▸ INPUT MATERIAL:

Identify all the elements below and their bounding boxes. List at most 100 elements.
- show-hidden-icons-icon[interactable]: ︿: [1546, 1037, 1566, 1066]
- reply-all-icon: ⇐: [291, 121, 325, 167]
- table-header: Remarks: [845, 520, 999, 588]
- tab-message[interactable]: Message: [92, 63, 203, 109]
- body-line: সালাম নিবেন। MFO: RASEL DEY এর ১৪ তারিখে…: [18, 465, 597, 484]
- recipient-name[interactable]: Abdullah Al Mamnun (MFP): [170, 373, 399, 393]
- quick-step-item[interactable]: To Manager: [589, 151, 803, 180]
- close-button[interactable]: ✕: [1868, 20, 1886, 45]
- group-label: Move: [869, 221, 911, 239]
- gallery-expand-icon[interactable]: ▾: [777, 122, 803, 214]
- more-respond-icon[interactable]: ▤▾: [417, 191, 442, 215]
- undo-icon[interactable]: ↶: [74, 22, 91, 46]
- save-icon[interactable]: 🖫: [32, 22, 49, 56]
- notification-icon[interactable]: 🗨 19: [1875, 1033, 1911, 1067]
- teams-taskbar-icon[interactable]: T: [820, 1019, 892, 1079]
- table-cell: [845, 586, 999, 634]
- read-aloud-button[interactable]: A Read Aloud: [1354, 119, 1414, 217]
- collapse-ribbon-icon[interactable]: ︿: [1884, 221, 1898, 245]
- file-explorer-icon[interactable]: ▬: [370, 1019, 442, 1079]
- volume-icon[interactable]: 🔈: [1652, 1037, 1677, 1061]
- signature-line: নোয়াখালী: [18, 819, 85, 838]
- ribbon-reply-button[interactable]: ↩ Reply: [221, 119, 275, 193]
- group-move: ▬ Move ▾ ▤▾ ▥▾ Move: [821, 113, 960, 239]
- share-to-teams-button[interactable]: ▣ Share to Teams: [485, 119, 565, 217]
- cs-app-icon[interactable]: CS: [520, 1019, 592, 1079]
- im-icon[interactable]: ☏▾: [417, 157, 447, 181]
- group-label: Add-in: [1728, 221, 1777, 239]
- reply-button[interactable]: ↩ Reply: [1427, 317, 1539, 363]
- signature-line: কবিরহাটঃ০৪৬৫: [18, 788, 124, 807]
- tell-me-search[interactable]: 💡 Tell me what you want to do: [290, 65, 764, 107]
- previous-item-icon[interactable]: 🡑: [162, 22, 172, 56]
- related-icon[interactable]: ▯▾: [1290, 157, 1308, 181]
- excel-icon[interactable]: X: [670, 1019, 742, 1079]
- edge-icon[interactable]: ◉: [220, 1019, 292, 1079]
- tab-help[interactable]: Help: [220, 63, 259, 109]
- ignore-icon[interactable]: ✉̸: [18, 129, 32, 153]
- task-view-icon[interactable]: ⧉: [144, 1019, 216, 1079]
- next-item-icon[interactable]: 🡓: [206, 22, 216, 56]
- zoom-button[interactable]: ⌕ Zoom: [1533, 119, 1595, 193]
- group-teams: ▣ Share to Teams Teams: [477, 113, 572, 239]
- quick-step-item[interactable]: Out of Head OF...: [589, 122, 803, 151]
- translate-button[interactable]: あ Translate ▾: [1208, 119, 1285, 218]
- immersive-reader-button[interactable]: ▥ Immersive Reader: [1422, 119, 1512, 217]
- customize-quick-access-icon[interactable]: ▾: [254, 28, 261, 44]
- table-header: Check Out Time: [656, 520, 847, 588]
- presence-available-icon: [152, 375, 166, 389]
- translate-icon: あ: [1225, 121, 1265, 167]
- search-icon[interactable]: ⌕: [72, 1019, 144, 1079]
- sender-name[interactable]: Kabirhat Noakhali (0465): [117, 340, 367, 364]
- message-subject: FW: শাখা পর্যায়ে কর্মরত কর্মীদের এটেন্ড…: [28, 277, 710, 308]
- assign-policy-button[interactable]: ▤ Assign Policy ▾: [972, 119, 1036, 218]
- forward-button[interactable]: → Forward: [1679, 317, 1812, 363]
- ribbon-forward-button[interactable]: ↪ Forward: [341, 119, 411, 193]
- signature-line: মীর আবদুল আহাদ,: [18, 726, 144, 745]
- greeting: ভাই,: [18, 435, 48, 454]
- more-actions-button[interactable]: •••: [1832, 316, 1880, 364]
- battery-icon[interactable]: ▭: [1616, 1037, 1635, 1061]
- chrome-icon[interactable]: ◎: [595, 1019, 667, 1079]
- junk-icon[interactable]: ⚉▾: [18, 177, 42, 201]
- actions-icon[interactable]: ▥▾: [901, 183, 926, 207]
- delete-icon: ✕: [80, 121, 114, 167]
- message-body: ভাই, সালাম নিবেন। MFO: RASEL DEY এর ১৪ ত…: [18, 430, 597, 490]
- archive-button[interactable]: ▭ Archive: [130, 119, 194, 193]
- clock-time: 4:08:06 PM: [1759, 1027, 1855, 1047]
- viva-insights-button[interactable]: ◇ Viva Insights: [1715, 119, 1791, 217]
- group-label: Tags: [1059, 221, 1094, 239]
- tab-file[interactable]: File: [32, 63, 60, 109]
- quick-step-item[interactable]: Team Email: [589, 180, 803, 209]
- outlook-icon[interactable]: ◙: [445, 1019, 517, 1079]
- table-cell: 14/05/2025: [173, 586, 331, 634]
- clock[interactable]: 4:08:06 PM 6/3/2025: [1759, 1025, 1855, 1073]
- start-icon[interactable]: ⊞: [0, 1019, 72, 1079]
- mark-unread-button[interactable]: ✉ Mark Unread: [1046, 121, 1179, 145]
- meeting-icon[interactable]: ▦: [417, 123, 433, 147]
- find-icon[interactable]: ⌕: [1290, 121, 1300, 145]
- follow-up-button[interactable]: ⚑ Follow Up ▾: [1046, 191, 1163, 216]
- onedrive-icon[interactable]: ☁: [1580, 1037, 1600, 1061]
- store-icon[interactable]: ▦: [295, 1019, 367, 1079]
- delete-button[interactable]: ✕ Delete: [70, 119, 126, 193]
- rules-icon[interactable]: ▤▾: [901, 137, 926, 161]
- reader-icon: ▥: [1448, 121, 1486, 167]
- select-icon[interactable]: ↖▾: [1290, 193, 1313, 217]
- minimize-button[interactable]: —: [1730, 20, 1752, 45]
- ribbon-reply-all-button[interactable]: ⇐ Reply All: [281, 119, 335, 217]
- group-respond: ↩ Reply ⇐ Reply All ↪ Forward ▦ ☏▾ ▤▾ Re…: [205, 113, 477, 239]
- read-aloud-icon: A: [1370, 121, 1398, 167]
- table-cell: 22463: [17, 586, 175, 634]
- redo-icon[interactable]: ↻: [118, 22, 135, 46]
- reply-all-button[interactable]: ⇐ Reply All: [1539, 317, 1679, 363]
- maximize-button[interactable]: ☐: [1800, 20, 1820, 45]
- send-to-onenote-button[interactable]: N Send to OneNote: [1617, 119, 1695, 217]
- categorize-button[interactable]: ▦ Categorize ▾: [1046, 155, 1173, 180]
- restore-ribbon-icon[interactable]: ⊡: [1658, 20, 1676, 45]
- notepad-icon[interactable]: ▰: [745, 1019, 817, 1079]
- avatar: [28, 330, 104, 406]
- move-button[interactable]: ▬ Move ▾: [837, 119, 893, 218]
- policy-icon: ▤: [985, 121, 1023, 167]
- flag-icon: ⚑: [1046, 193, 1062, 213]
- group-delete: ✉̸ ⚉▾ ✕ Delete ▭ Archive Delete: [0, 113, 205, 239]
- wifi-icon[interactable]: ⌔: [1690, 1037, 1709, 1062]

▸ YOUR INSTRUCTIONS: Copy every item above word for word, leaving each line unchanged.

▸ RESPONSE:
Identify all the elements below and their bounding boxes. List at most 100 elements.
- show-hidden-icons-icon[interactable]: ︿: [1546, 1037, 1566, 1066]
- reply-all-icon: ⇐: [291, 121, 325, 167]
- table-header: Remarks: [845, 520, 999, 588]
- tab-message[interactable]: Message: [92, 63, 203, 109]
- body-line: সালাম নিবেন। MFO: RASEL DEY এর ১৪ তারিখে…: [18, 465, 597, 484]
- recipient-name[interactable]: Abdullah Al Mamnun (MFP): [170, 373, 399, 393]
- quick-step-item[interactable]: To Manager: [589, 151, 803, 180]
- close-button[interactable]: ✕: [1868, 20, 1886, 45]
- group-label: Move: [869, 221, 911, 239]
- gallery-expand-icon[interactable]: ▾: [777, 122, 803, 214]
- more-respond-icon[interactable]: ▤▾: [417, 191, 442, 215]
- undo-icon[interactable]: ↶: [74, 22, 91, 46]
- save-icon[interactable]: 🖫: [32, 22, 49, 56]
- notification-icon[interactable]: 🗨 19: [1875, 1033, 1911, 1067]
- teams-taskbar-icon[interactable]: T: [820, 1019, 892, 1079]
- table-cell: [845, 586, 999, 634]
- read-aloud-button[interactable]: A Read Aloud: [1354, 119, 1414, 217]
- collapse-ribbon-icon[interactable]: ︿: [1884, 221, 1898, 245]
- file-explorer-icon[interactable]: ▬: [370, 1019, 442, 1079]
- volume-icon[interactable]: 🔈: [1652, 1037, 1677, 1061]
- signature-line: নোয়াখালী: [18, 819, 85, 838]
- ribbon-reply-button[interactable]: ↩ Reply: [221, 119, 275, 193]
- group-move: ▬ Move ▾ ▤▾ ▥▾ Move: [821, 113, 960, 239]
- share-to-teams-button[interactable]: ▣ Share to Teams: [485, 119, 565, 217]
- cs-app-icon[interactable]: CS: [520, 1019, 592, 1079]
- im-icon[interactable]: ☏▾: [417, 157, 447, 181]
- group-label: Add-in: [1728, 221, 1777, 239]
- reply-button[interactable]: ↩ Reply: [1427, 317, 1539, 363]
- signature-line: কবিরহাটঃ০৪৬৫: [18, 788, 124, 807]
- tell-me-search[interactable]: 💡 Tell me what you want to do: [290, 65, 764, 107]
- previous-item-icon[interactable]: 🡑: [162, 22, 172, 56]
- related-icon[interactable]: ▯▾: [1290, 157, 1308, 181]
- excel-icon[interactable]: X: [670, 1019, 742, 1079]
- edge-icon[interactable]: ◉: [220, 1019, 292, 1079]
- tab-help[interactable]: Help: [220, 63, 259, 109]
- ignore-icon[interactable]: ✉̸: [18, 129, 32, 153]
- task-view-icon[interactable]: ⧉: [144, 1019, 216, 1079]
- next-item-icon[interactable]: 🡓: [206, 22, 216, 56]
- zoom-button[interactable]: ⌕ Zoom: [1533, 119, 1595, 193]
- group-teams: ▣ Share to Teams Teams: [477, 113, 572, 239]
- quick-step-item[interactable]: Out of Head OF...: [589, 122, 803, 151]
- translate-button[interactable]: あ Translate ▾: [1208, 119, 1285, 218]
- immersive-reader-button[interactable]: ▥ Immersive Reader: [1422, 119, 1512, 217]
- customize-quick-access-icon[interactable]: ▾: [254, 28, 261, 44]
- table-header: Check Out Time: [656, 520, 847, 588]
- presence-available-icon: [152, 375, 166, 389]
- translate-icon: あ: [1225, 121, 1265, 167]
- search-icon[interactable]: ⌕: [72, 1019, 144, 1079]
- sender-name[interactable]: Kabirhat Noakhali (0465): [117, 340, 367, 364]
- message-subject: FW: শাখা পর্যায়ে কর্মরত কর্মীদের এটেন্ড…: [28, 277, 710, 308]
- assign-policy-button[interactable]: ▤ Assign Policy ▾: [972, 119, 1036, 218]
- forward-button[interactable]: → Forward: [1679, 317, 1812, 363]
- ribbon-forward-button[interactable]: ↪ Forward: [341, 119, 411, 193]
- signature-line: মীর আবদুল আহাদ,: [18, 726, 144, 745]
- greeting: ভাই,: [18, 435, 48, 454]
- more-actions-button[interactable]: •••: [1832, 316, 1880, 364]
- battery-icon[interactable]: ▭: [1616, 1037, 1635, 1061]
- chrome-icon[interactable]: ◎: [595, 1019, 667, 1079]
- junk-icon[interactable]: ⚉▾: [18, 177, 42, 201]
- actions-icon[interactable]: ▥▾: [901, 183, 926, 207]
- delete-icon: ✕: [80, 121, 114, 167]
- message-body: ভাই, সালাম নিবেন। MFO: RASEL DEY এর ১৪ ত…: [18, 430, 597, 490]
- archive-button[interactable]: ▭ Archive: [130, 119, 194, 193]
- clock-time: 4:08:06 PM: [1759, 1027, 1855, 1047]
- viva-insights-button[interactable]: ◇ Viva Insights: [1715, 119, 1791, 217]
- group-label: Tags: [1059, 221, 1094, 239]
- tab-file[interactable]: File: [32, 63, 60, 109]
- quick-step-item[interactable]: Team Email: [589, 180, 803, 209]
- outlook-icon[interactable]: ◙: [445, 1019, 517, 1079]
- table-cell: 14/05/2025: [173, 586, 331, 634]
- clock[interactable]: 4:08:06 PM 6/3/2025: [1759, 1025, 1855, 1073]
- start-icon[interactable]: ⊞: [0, 1019, 72, 1079]
- mark-unread-button[interactable]: ✉ Mark Unread: [1046, 121, 1179, 145]
- meeting-icon[interactable]: ▦: [417, 123, 433, 147]
- find-icon[interactable]: ⌕: [1290, 121, 1300, 145]
- follow-up-button[interactable]: ⚑ Follow Up ▾: [1046, 191, 1163, 216]
- onedrive-icon[interactable]: ☁: [1580, 1037, 1600, 1061]
- store-icon[interactable]: ▦: [295, 1019, 367, 1079]
- delete-button[interactable]: ✕ Delete: [70, 119, 126, 193]
- rules-icon[interactable]: ▤▾: [901, 137, 926, 161]
- reader-icon: ▥: [1448, 121, 1486, 167]
- select-icon[interactable]: ↖▾: [1290, 193, 1313, 217]
- minimize-button[interactable]: —: [1730, 20, 1752, 45]
- ribbon-reply-all-button[interactable]: ⇐ Reply All: [281, 119, 335, 217]
- group-respond: ↩ Reply ⇐ Reply All ↪ Forward ▦ ☏▾ ▤▾ Re…: [205, 113, 477, 239]
- read-aloud-icon: A: [1370, 121, 1398, 167]
- table-cell: 22463: [17, 586, 175, 634]
- redo-icon[interactable]: ↻: [118, 22, 135, 46]
- reply-all-button[interactable]: ⇐ Reply All: [1539, 317, 1679, 363]
- maximize-button[interactable]: ☐: [1800, 20, 1820, 45]
- send-to-onenote-button[interactable]: N Send to OneNote: [1617, 119, 1695, 217]
- categorize-button[interactable]: ▦ Categorize ▾: [1046, 155, 1173, 180]
- restore-ribbon-icon[interactable]: ⊡: [1658, 20, 1676, 45]
- notepad-icon[interactable]: ▰: [745, 1019, 817, 1079]
- avatar: [28, 330, 104, 406]
- move-button[interactable]: ▬ Move ▾: [837, 119, 893, 218]
- policy-icon: ▤: [985, 121, 1023, 167]
- flag-icon: ⚑: [1046, 193, 1062, 213]
- group-delete: ✉̸ ⚉▾ ✕ Delete ▭ Archive Delete: [0, 113, 205, 239]
- wifi-icon[interactable]: ⌔: [1690, 1037, 1709, 1062]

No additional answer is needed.